* Begin Provided text *
Look Low, Look High

6 April 2026 – And also look straight ahead.

I’m in Rocky Point Park in Port Moody, headed for the Shoreline Trail that curves around the far eastern end of Burrard Inlet. It’s in forest — but right on the edge of the forest, with constant water views. For example, the mud flats I’ve just shown you — all the more dramatic with the one-two punch of low tide and bright sunshine.

All along the way, ribbons of water snake through the mud, every instant their positions that tiny bit different, true to nature’s rhythms.

The pedestrian trail, separate from the biking trail, is gravel, liberally supplied with benches, and sometimes, as here, quite broad.

But sometimes not broad — as here, with a liberal supply of tree roots.

When I’m not watching where I put my feet — an important part of “look low” — I’m giddy-stunned by the interplay of colour and texture. All around me, every level. This stump, for example, itself firm and crisply defined…

but in a context of other colours, other textures.

Reds so red!

Greens so green!

And textures smack up against each other, to punch colour & energy that much higher.

Signs of early spring.

My first Skunk Cabbage of the year…

and, up in those trees, not only nests that show this is indeed a Great Blue Heron Nesting Colony…

but adult heron heads poking out of almost every nest, and this heron (to right of the left-hand nest) perched on a branch.

I don’t know whose duties are what, up there in the nests. Like other trail-walkers, I’m content just to watch for a while, and admire.

Thanks to low tide, it’s an easy walk out to the lumber mill remnants still to be seen in Old Mill Site Park.
* End Provided text *
* Begin Provided material *
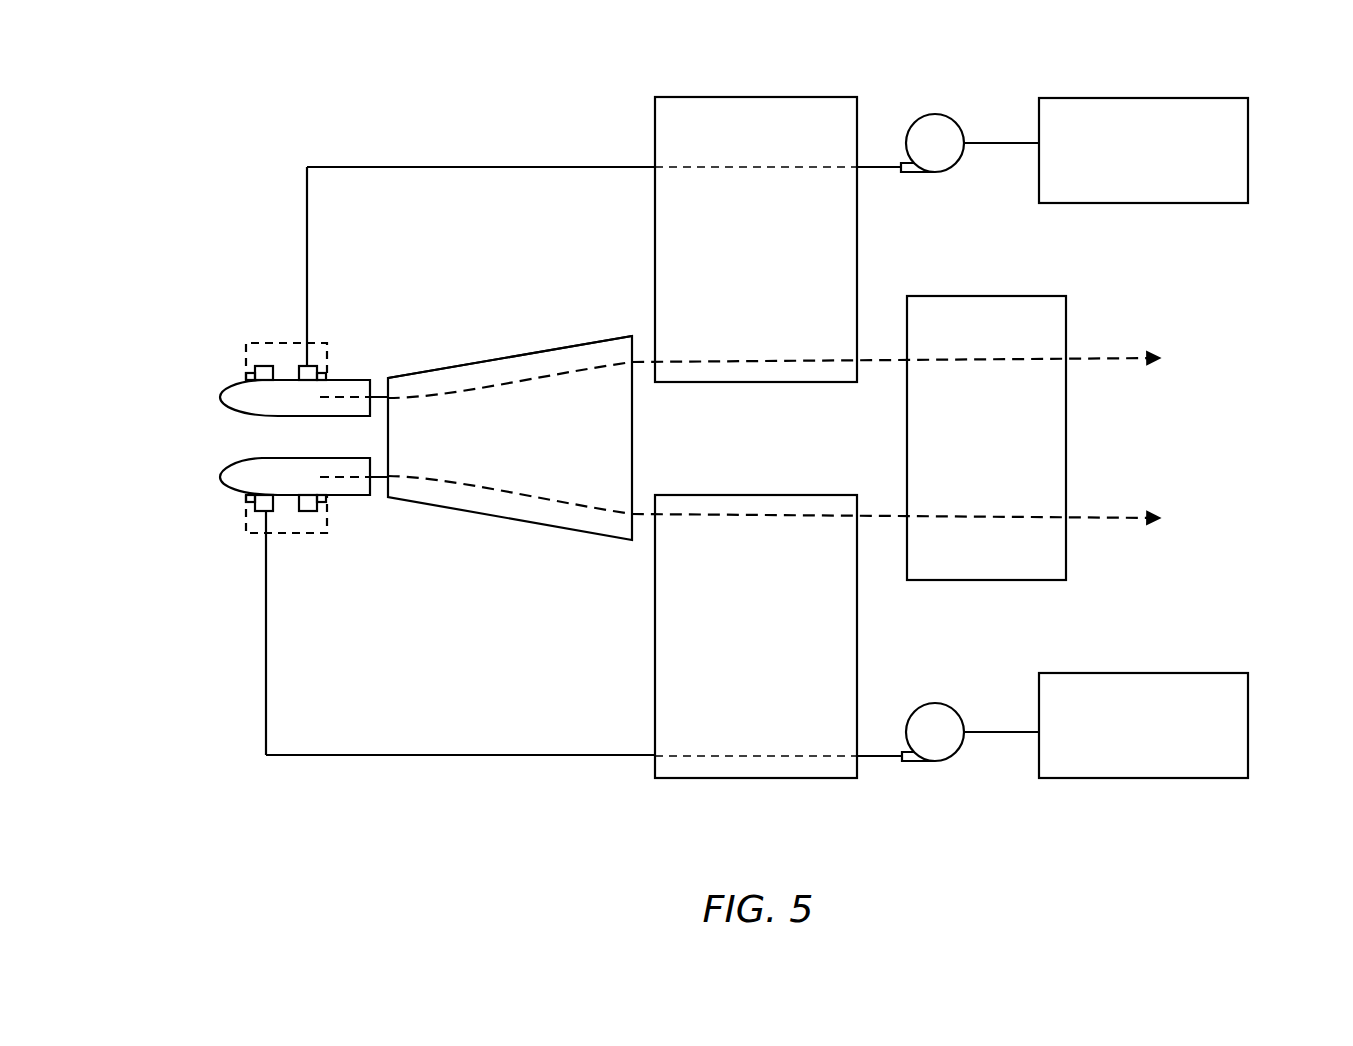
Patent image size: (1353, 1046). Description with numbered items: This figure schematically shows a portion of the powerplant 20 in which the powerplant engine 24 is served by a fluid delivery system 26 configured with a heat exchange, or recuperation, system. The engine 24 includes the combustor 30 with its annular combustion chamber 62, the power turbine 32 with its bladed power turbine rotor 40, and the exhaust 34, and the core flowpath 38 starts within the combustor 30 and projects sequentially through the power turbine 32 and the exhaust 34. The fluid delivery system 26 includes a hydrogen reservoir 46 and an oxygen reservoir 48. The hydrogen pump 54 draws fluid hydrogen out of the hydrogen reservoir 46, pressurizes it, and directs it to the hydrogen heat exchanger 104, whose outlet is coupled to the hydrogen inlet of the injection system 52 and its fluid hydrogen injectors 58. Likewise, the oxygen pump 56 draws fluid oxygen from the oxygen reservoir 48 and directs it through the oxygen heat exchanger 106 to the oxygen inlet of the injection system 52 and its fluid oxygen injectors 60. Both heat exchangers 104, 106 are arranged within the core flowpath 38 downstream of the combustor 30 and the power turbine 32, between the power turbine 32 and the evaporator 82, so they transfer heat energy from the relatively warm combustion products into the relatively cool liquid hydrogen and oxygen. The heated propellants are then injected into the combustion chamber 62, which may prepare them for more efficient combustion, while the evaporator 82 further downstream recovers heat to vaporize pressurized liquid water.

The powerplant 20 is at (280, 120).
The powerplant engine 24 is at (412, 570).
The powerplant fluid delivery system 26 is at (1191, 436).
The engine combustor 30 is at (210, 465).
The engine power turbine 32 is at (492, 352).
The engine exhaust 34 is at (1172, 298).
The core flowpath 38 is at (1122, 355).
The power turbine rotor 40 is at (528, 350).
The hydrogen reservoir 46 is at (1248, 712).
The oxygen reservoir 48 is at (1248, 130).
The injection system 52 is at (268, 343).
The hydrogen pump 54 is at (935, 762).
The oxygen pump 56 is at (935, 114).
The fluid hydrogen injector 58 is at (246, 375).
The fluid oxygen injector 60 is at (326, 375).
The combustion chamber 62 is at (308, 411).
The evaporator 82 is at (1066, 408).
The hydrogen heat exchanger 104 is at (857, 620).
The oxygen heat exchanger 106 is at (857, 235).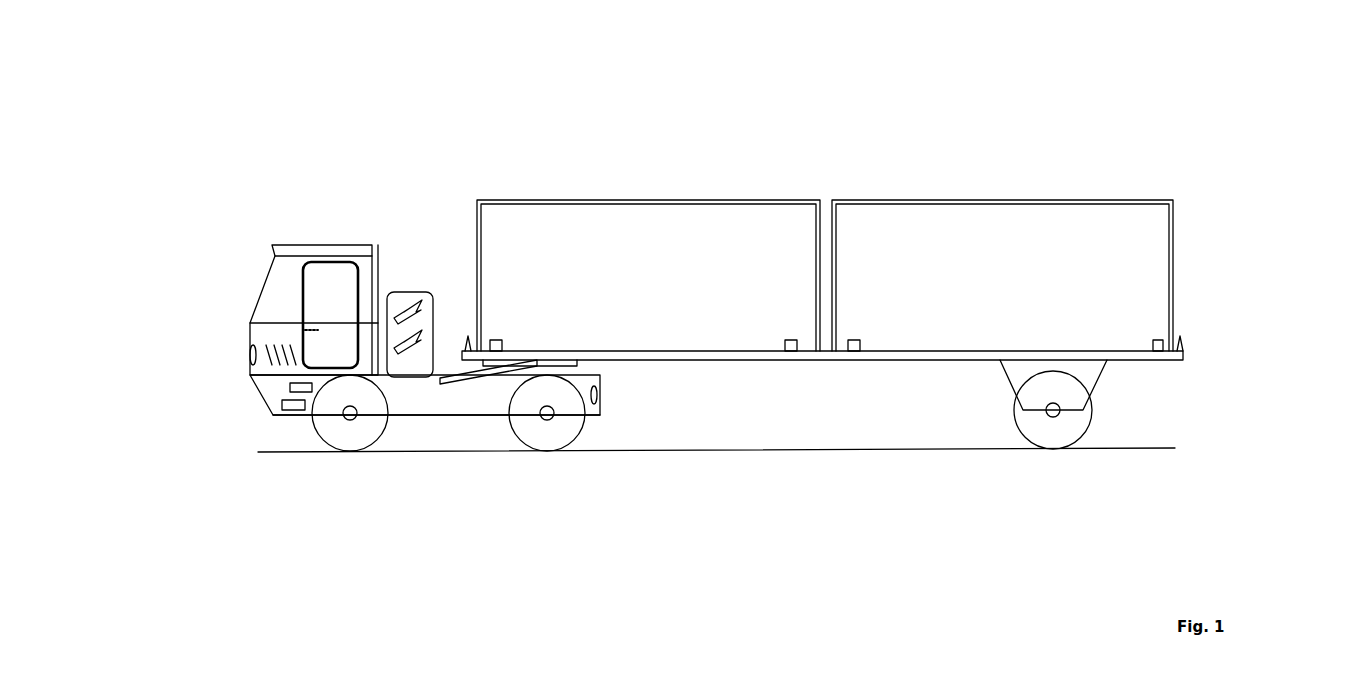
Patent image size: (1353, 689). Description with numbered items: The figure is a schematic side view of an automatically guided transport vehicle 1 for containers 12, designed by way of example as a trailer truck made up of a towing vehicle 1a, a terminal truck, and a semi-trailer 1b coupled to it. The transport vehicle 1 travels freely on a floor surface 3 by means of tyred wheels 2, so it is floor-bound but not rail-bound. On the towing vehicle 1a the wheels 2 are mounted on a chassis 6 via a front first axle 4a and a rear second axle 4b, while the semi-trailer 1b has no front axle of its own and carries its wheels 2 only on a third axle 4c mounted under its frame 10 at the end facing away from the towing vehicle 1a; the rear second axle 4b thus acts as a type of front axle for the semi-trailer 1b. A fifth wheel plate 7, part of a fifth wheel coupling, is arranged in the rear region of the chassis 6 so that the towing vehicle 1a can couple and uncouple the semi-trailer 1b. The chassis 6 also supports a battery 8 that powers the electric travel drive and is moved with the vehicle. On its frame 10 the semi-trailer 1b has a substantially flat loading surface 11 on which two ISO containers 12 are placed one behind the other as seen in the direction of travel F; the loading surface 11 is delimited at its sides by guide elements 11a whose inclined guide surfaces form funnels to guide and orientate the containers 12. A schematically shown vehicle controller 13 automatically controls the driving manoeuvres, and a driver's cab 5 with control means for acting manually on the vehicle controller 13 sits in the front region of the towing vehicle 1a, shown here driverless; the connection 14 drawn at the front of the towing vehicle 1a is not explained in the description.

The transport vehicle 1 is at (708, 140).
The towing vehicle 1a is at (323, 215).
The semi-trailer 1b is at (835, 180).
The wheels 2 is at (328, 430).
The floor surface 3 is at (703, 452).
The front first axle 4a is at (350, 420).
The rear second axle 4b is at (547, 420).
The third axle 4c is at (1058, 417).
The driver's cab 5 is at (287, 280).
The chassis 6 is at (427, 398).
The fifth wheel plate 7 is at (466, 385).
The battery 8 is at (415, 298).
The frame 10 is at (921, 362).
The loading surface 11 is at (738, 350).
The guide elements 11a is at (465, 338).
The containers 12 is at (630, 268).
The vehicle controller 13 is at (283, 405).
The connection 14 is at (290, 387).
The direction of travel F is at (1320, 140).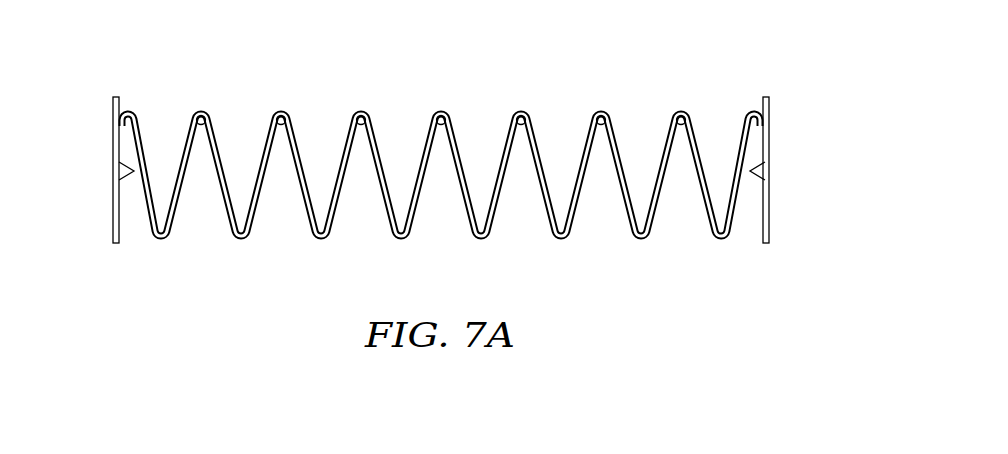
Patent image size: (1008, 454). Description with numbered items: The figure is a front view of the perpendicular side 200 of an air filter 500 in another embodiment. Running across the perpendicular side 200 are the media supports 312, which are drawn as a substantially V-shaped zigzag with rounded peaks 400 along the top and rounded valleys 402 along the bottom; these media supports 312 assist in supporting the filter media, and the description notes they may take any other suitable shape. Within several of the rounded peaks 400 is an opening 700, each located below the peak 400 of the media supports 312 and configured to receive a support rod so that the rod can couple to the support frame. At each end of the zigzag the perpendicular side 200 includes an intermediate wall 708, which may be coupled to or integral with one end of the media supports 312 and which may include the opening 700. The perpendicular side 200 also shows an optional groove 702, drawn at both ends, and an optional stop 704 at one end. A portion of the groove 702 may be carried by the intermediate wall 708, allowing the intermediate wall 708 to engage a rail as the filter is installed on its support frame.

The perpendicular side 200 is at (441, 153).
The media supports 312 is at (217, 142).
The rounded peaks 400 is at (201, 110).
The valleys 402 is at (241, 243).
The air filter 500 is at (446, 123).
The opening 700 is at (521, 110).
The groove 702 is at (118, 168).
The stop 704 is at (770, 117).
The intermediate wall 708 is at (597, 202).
* End Provided material *
◆ Stated problem: In the Shoreline Trail walk above, what is the pedestrian trail made of? Please answer in a few words.

◆ Complete answer: Gravel.